* start Records *

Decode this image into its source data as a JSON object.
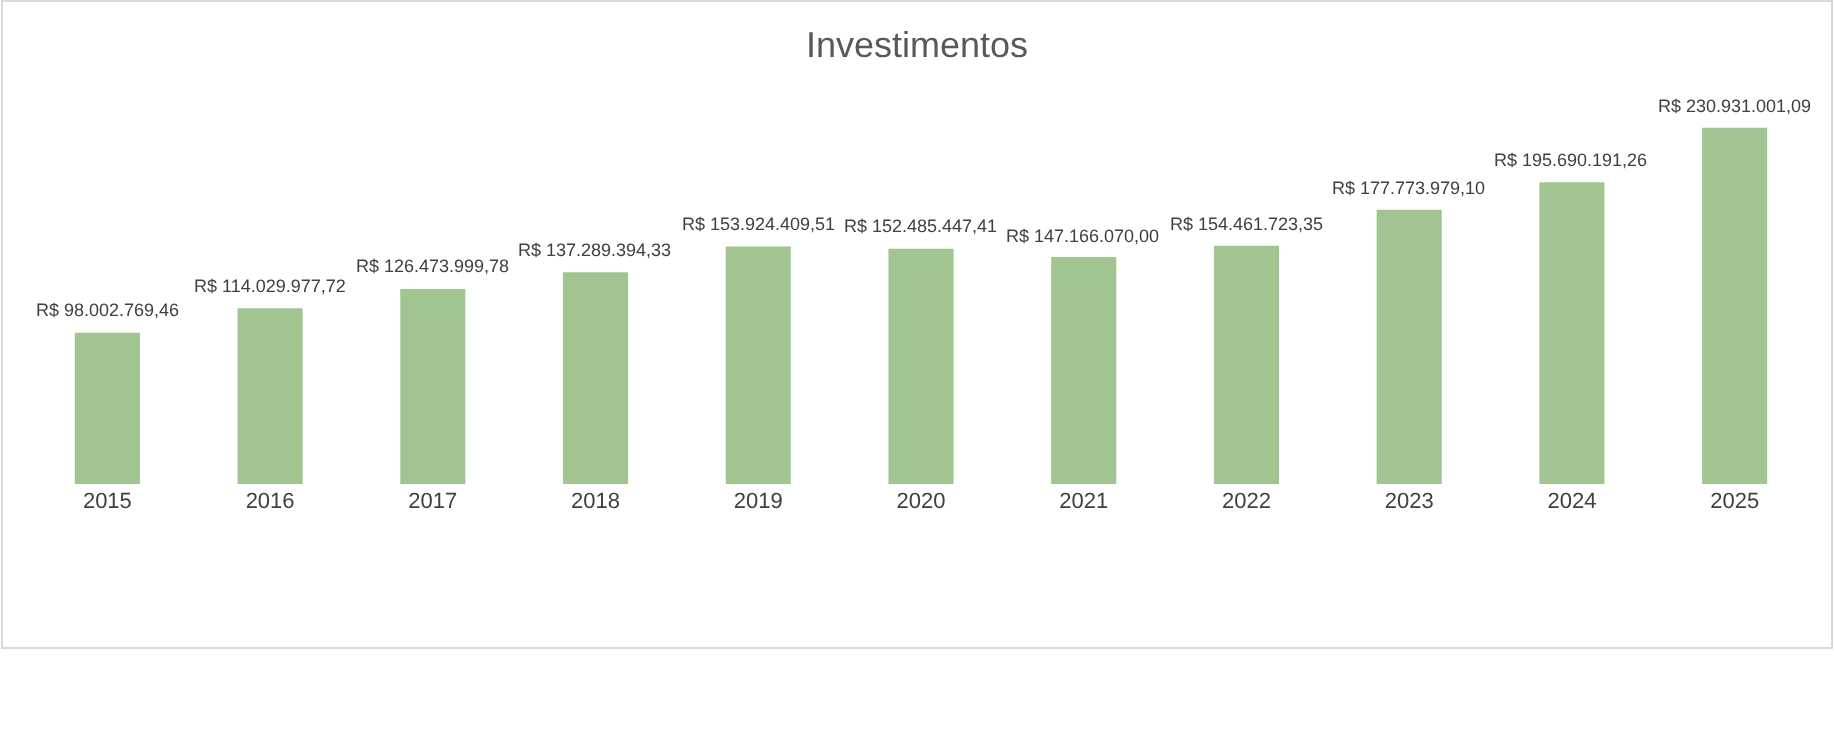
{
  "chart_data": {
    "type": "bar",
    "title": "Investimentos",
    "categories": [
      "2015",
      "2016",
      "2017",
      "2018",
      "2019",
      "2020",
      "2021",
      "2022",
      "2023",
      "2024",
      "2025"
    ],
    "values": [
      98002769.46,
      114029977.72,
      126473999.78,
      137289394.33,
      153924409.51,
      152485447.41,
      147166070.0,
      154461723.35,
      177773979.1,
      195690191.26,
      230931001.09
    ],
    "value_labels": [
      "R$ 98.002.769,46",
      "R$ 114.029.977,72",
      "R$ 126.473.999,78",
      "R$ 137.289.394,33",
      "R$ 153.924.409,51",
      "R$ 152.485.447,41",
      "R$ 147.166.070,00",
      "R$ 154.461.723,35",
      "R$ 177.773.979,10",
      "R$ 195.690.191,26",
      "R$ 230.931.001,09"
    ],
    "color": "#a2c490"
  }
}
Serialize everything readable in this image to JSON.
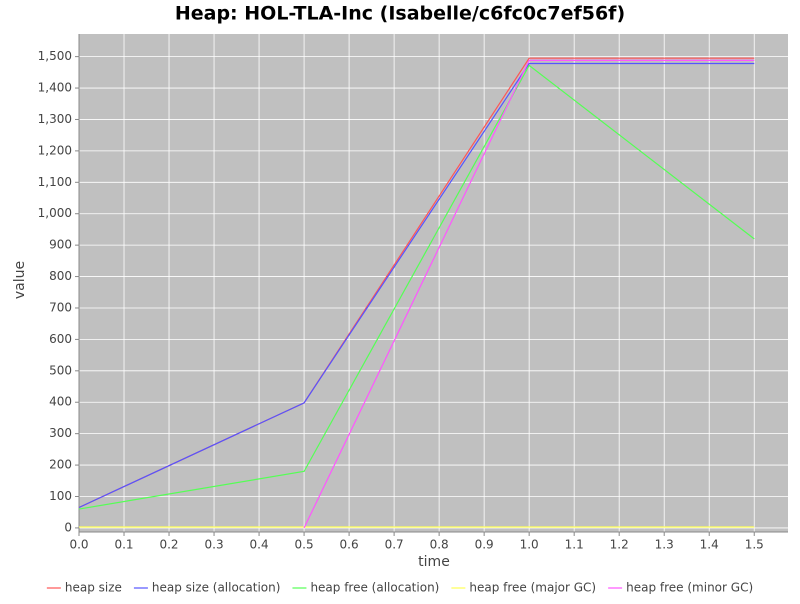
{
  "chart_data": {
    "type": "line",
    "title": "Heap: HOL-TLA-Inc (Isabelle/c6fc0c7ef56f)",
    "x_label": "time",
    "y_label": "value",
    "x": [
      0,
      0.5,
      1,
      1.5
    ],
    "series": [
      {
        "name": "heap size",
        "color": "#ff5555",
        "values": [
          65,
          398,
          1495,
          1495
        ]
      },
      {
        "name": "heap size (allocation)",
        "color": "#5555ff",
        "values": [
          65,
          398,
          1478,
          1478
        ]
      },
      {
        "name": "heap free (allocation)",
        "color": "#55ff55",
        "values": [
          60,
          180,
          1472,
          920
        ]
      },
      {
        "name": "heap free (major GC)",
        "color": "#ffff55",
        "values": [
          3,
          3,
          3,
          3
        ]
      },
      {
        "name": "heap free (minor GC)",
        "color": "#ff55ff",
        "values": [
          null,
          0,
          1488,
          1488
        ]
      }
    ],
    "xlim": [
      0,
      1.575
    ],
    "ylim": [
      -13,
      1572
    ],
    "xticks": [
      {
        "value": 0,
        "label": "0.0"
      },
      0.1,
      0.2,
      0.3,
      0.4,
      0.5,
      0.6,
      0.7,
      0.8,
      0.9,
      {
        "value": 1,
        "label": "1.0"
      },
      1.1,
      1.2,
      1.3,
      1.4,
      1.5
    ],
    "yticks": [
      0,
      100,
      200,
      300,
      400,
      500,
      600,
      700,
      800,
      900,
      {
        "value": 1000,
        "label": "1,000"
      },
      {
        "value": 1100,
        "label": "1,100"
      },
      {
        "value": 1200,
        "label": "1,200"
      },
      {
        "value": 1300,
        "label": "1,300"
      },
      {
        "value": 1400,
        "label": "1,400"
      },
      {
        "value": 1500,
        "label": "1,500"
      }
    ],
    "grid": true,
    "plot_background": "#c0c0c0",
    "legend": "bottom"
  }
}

* end Records *

[Task directions]
Identify and extract each line of the listing that contains "size".

[Solved exercise]
        "name": "heap size",
        "name": "heap size (allocation)",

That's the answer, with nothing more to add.